= Do this =
Reproduce the data exactly.

= Dataset excerpt =
__________________________________________________
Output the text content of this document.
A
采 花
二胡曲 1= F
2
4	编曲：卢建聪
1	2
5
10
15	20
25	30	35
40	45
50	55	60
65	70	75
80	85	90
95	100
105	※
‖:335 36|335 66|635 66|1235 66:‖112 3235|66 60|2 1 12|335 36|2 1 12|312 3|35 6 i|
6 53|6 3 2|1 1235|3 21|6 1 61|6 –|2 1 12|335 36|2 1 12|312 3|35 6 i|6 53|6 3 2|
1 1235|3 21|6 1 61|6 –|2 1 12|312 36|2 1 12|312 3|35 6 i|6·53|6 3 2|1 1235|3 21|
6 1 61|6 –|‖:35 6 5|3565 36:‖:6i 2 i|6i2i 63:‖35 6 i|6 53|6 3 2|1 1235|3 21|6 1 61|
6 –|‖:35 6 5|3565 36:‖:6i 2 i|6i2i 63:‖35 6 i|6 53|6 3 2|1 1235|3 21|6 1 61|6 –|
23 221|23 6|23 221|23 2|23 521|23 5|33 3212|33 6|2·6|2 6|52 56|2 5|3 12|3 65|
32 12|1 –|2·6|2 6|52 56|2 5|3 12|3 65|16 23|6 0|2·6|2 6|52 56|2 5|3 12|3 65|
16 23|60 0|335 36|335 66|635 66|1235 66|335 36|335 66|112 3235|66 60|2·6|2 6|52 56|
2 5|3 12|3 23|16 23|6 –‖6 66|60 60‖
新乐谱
__________________________________________________
= Solution for this task =
Output the text content of this document.
A
采 花
二胡曲 1= F
2
4	编曲：卢建聪
1	2
5
10
15	20
25	30	35
40	45
50	55	60
65	70	75
80	85	90
95	100
105	※
‖:335 36|335 66|635 66|1235 66:‖112 3235|66 60|2 1 12|335 36|2 1 12|312 3|35 6 i|
6 53|6 3 2|1 1235|3 21|6 1 61|6 –|2 1 12|335 36|2 1 12|312 3|35 6 i|6 53|6 3 2|
1 1235|3 21|6 1 61|6 –|2 1 12|312 36|2 1 12|312 3|35 6 i|6·53|6 3 2|1 1235|3 21|
6 1 61|6 –|‖:35 6 5|3565 36:‖:6i 2 i|6i2i 63:‖35 6 i|6 53|6 3 2|1 1235|3 21|6 1 61|
6 –|‖:35 6 5|3565 36:‖:6i 2 i|6i2i 63:‖35 6 i|6 53|6 3 2|1 1235|3 21|6 1 61|6 –|
23 221|23 6|23 221|23 2|23 521|23 5|33 3212|33 6|2·6|2 6|52 56|2 5|3 12|3 65|
32 12|1 –|2·6|2 6|52 56|2 5|3 12|3 65|16 23|6 0|2·6|2 6|52 56|2 5|3 12|3 65|
16 23|60 0|335 36|335 66|635 66|1235 66|335 36|335 66|112 3235|66 60|2·6|2 6|52 56|
2 5|3 12|3 23|16 23|6 –‖6 66|60 60‖
新乐谱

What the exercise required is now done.